### INFORMATION GIVEN

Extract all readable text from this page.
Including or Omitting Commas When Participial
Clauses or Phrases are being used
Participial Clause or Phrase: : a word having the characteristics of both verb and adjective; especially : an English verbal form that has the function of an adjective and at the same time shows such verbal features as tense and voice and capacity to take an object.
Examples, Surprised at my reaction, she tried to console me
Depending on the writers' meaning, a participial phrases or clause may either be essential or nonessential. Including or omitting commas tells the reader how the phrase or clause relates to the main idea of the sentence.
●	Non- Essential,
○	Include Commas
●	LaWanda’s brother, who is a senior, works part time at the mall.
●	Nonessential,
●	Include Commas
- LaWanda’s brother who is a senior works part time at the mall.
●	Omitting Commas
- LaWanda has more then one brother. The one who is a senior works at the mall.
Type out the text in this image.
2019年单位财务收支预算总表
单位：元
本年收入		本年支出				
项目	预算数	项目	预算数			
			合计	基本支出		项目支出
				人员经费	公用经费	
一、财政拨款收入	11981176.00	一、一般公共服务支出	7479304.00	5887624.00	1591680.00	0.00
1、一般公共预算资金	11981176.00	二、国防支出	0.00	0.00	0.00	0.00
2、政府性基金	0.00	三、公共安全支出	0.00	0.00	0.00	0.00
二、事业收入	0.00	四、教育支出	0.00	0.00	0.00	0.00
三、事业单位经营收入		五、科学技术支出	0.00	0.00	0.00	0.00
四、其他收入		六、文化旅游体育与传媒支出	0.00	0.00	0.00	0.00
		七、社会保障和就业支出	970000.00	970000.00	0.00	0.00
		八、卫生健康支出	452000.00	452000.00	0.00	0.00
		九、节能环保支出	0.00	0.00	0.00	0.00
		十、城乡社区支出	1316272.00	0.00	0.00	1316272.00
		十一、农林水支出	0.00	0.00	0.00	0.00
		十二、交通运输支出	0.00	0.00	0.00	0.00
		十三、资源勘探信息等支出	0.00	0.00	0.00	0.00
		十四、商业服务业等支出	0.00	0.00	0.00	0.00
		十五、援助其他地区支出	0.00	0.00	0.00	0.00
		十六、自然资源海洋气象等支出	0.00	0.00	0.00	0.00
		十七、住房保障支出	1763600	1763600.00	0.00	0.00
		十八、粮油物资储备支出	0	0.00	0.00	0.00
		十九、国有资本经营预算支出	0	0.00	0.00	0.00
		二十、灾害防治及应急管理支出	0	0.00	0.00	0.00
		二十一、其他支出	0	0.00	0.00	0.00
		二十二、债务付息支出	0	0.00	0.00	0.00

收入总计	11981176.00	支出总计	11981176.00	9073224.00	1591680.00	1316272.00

### PROBLEM DESCRIPTION
Scan the data above and copy every line with "this" in it.

### SOLUTION
Extract all readable text from this page.
Type out the text in this image.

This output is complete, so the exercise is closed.